◆ Data extract
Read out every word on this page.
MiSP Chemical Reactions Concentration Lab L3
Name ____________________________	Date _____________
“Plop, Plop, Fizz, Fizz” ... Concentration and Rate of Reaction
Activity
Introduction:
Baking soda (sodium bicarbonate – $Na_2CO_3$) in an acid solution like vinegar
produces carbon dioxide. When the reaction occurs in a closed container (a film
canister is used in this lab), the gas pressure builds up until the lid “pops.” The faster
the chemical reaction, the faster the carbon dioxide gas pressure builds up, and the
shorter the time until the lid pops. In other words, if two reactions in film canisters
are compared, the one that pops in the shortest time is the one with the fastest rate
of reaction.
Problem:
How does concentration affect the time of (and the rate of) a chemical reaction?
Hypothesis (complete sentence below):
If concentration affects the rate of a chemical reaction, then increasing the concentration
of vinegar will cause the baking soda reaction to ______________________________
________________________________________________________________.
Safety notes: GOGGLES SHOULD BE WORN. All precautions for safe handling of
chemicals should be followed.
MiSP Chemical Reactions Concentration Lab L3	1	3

◆ Exercise task
Quote the whole listing above, leaving nothing out.

◆ Exercise result
Read out every word on this page.
MiSP Chemical Reactions Concentration Lab L3
Name ____________________________	Date _____________
“Plop, Plop, Fizz, Fizz” ... Concentration and Rate of Reaction
Activity
Introduction:
Baking soda (sodium bicarbonate – $Na_2CO_3$) in an acid solution like vinegar
produces carbon dioxide. When the reaction occurs in a closed container (a film
canister is used in this lab), the gas pressure builds up until the lid “pops.” The faster
the chemical reaction, the faster the carbon dioxide gas pressure builds up, and the
shorter the time until the lid pops. In other words, if two reactions in film canisters
are compared, the one that pops in the shortest time is the one with the fastest rate
of reaction.
Problem:
How does concentration affect the time of (and the rate of) a chemical reaction?
Hypothesis (complete sentence below):
If concentration affects the rate of a chemical reaction, then increasing the concentration
of vinegar will cause the baking soda reaction to ______________________________
________________________________________________________________.
Safety notes: GOGGLES SHOULD BE WORN. All precautions for safe handling of
chemicals should be followed.
MiSP Chemical Reactions Concentration Lab L3	1	3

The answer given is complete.